Material:
** START **

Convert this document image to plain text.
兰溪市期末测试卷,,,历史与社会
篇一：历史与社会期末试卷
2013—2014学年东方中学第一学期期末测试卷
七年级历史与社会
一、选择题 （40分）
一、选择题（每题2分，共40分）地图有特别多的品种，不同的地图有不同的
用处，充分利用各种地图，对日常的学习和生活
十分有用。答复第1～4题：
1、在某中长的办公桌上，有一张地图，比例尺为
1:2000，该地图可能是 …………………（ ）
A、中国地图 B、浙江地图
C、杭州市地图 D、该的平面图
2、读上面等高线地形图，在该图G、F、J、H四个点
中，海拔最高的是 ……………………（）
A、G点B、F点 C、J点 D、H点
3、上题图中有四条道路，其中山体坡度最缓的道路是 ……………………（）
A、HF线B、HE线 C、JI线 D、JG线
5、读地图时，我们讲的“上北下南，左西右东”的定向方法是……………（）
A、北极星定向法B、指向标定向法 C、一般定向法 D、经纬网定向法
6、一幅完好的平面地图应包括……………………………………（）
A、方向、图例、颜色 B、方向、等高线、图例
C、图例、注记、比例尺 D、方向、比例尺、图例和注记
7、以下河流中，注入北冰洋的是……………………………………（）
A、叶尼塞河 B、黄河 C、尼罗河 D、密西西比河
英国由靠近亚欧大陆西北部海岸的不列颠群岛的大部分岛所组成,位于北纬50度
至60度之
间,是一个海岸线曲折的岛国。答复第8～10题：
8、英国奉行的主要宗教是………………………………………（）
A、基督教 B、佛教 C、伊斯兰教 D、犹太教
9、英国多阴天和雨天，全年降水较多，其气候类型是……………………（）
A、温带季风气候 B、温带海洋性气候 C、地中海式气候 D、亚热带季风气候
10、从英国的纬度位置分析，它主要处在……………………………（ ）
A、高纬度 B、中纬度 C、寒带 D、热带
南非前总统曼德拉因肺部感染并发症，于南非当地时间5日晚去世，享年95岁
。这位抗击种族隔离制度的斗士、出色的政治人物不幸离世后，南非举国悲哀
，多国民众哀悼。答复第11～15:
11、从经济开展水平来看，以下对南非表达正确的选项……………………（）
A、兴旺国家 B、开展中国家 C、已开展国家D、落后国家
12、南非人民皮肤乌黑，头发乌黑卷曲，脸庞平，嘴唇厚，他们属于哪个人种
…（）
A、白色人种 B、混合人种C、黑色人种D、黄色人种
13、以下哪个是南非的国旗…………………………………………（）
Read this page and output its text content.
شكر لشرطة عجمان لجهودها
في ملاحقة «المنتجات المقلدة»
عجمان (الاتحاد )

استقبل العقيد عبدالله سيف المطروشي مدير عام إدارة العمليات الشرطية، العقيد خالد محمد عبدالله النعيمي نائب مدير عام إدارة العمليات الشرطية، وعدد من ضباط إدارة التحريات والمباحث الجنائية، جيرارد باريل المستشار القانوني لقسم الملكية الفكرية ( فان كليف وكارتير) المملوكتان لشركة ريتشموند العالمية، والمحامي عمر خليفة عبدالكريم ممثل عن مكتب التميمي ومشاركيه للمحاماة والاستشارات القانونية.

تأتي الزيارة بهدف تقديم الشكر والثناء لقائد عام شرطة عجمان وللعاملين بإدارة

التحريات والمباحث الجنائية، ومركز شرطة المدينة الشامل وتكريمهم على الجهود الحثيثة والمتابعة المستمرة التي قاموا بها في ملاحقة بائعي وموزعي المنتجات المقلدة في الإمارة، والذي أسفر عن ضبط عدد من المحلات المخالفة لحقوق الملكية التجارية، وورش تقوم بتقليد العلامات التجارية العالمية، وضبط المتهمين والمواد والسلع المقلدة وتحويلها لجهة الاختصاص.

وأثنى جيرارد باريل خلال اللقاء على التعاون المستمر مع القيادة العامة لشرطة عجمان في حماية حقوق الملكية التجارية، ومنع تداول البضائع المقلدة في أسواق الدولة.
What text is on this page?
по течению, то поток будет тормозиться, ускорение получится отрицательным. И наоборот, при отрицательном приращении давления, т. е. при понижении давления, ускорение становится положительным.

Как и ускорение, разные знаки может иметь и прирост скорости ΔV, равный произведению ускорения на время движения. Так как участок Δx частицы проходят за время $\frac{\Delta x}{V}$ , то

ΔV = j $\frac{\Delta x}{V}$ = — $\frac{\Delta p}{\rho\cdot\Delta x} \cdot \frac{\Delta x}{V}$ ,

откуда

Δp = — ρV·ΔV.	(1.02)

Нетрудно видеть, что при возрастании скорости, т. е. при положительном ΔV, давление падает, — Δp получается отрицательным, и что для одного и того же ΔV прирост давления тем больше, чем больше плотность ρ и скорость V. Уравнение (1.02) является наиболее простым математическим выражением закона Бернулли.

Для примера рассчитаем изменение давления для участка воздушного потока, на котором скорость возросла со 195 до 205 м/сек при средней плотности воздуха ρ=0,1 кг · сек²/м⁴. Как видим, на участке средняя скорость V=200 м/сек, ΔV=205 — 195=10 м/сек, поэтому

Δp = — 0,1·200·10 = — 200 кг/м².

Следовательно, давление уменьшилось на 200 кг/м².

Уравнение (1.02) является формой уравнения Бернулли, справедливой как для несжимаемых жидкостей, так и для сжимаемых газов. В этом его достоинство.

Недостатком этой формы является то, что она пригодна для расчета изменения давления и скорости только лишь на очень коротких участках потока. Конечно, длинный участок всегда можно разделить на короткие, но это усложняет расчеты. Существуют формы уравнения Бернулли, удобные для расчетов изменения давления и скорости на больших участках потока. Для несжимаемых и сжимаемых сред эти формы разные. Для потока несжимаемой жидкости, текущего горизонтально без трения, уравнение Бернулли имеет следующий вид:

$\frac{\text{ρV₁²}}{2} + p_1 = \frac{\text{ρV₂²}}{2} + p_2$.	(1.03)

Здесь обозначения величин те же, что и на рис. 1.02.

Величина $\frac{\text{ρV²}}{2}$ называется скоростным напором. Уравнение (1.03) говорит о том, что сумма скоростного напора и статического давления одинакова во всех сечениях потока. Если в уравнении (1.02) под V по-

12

** END **

Short exercise: Filter out all lines lacking the word "page" and copy the rest.

The output:
Read this page and output its text content.
What text is on this page?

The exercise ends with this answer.